[Data entries start]

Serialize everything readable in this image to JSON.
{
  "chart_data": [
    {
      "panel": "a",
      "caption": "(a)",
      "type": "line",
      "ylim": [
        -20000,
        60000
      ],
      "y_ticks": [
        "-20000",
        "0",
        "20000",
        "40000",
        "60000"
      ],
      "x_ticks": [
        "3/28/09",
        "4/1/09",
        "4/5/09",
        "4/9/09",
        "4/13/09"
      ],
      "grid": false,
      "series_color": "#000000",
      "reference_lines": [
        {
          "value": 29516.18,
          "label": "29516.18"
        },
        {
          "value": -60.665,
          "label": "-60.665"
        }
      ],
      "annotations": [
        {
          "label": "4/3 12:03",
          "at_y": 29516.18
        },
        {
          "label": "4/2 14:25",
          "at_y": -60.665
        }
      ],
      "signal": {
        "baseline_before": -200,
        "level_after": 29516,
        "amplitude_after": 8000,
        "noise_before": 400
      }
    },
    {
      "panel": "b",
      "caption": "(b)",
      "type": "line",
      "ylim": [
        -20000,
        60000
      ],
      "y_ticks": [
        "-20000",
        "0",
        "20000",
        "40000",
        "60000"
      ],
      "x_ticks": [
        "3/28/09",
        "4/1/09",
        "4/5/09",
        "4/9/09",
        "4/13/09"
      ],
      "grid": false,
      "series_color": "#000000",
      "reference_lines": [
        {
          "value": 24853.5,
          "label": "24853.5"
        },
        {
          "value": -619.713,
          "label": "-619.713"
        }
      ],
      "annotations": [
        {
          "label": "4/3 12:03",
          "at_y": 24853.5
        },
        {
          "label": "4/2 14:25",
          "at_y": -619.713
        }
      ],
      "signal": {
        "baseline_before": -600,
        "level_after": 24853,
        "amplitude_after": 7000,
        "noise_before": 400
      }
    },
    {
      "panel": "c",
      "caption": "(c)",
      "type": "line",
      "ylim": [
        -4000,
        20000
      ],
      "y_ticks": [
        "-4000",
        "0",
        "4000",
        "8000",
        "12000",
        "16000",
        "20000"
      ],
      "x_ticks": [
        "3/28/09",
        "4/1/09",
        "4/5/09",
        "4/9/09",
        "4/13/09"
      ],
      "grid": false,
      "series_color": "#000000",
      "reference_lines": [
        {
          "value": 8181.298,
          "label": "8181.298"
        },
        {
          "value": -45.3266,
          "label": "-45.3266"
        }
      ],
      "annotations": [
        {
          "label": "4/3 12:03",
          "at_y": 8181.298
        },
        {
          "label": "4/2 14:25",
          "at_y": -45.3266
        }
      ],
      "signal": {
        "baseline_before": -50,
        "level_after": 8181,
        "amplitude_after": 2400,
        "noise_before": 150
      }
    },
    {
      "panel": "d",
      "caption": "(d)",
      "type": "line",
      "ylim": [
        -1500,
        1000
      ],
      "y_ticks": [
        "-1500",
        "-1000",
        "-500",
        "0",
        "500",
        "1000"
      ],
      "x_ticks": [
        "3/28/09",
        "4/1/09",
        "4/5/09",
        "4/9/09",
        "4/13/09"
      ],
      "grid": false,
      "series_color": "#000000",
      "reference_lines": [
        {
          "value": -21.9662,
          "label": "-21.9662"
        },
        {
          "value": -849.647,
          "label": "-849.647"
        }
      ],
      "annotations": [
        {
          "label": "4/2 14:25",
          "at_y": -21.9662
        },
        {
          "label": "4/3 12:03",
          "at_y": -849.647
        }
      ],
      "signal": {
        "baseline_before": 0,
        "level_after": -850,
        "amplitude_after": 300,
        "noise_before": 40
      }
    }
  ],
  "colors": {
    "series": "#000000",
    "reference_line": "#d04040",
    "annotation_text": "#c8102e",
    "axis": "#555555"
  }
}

[Data entries end]

◆ The task ◆
The records above should be repeated in full, exactly as given.

◆ Finished task ◆
Serialize everything readable in this image to JSON.
{
  "chart_data": [
    {
      "panel": "a",
      "caption": "(a)",
      "type": "line",
      "ylim": [
        -20000,
        60000
      ],
      "y_ticks": [
        "-20000",
        "0",
        "20000",
        "40000",
        "60000"
      ],
      "x_ticks": [
        "3/28/09",
        "4/1/09",
        "4/5/09",
        "4/9/09",
        "4/13/09"
      ],
      "grid": false,
      "series_color": "#000000",
      "reference_lines": [
        {
          "value": 29516.18,
          "label": "29516.18"
        },
        {
          "value": -60.665,
          "label": "-60.665"
        }
      ],
      "annotations": [
        {
          "label": "4/3 12:03",
          "at_y": 29516.18
        },
        {
          "label": "4/2 14:25",
          "at_y": -60.665
        }
      ],
      "signal": {
        "baseline_before": -200,
        "level_after": 29516,
        "amplitude_after": 8000,
        "noise_before": 400
      }
    },
    {
      "panel": "b",
      "caption": "(b)",
      "type": "line",
      "ylim": [
        -20000,
        60000
      ],
      "y_ticks": [
        "-20000",
        "0",
        "20000",
        "40000",
        "60000"
      ],
      "x_ticks": [
        "3/28/09",
        "4/1/09",
        "4/5/09",
        "4/9/09",
        "4/13/09"
      ],
      "grid": false,
      "series_color": "#000000",
      "reference_lines": [
        {
          "value": 24853.5,
          "label": "24853.5"
        },
        {
          "value": -619.713,
          "label": "-619.713"
        }
      ],
      "annotations": [
        {
          "label": "4/3 12:03",
          "at_y": 24853.5
        },
        {
          "label": "4/2 14:25",
          "at_y": -619.713
        }
      ],
      "signal": {
        "baseline_before": -600,
        "level_after": 24853,
        "amplitude_after": 7000,
        "noise_before": 400
      }
    },
    {
      "panel": "c",
      "caption": "(c)",
      "type": "line",
      "ylim": [
        -4000,
        20000
      ],
      "y_ticks": [
        "-4000",
        "0",
        "4000",
        "8000",
        "12000",
        "16000",
        "20000"
      ],
      "x_ticks": [
        "3/28/09",
        "4/1/09",
        "4/5/09",
        "4/9/09",
        "4/13/09"
      ],
      "grid": false,
      "series_color": "#000000",
      "reference_lines": [
        {
          "value": 8181.298,
          "label": "8181.298"
        },
        {
          "value": -45.3266,
          "label": "-45.3266"
        }
      ],
      "annotations": [
        {
          "label": "4/3 12:03",
          "at_y": 8181.298
        },
        {
          "label": "4/2 14:25",
          "at_y": -45.3266
        }
      ],
      "signal": {
        "baseline_before": -50,
        "level_after": 8181,
        "amplitude_after": 2400,
        "noise_before": 150
      }
    },
    {
      "panel": "d",
      "caption": "(d)",
      "type": "line",
      "ylim": [
        -1500,
        1000
      ],
      "y_ticks": [
        "-1500",
        "-1000",
        "-500",
        "0",
        "500",
        "1000"
      ],
      "x_ticks": [
        "3/28/09",
        "4/1/09",
        "4/5/09",
        "4/9/09",
        "4/13/09"
      ],
      "grid": false,
      "series_color": "#000000",
      "reference_lines": [
        {
          "value": -21.9662,
          "label": "-21.9662"
        },
        {
          "value": -849.647,
          "label": "-849.647"
        }
      ],
      "annotations": [
        {
          "label": "4/2 14:25",
          "at_y": -21.9662
        },
        {
          "label": "4/3 12:03",
          "at_y": -849.647
        }
      ],
      "signal": {
        "baseline_before": 0,
        "level_after": -850,
        "amplitude_after": 300,
        "noise_before": 40
      }
    }
  ],
  "colors": {
    "series": "#000000",
    "reference_line": "#d04040",
    "annotation_text": "#c8102e",
    "axis": "#555555"
  }
}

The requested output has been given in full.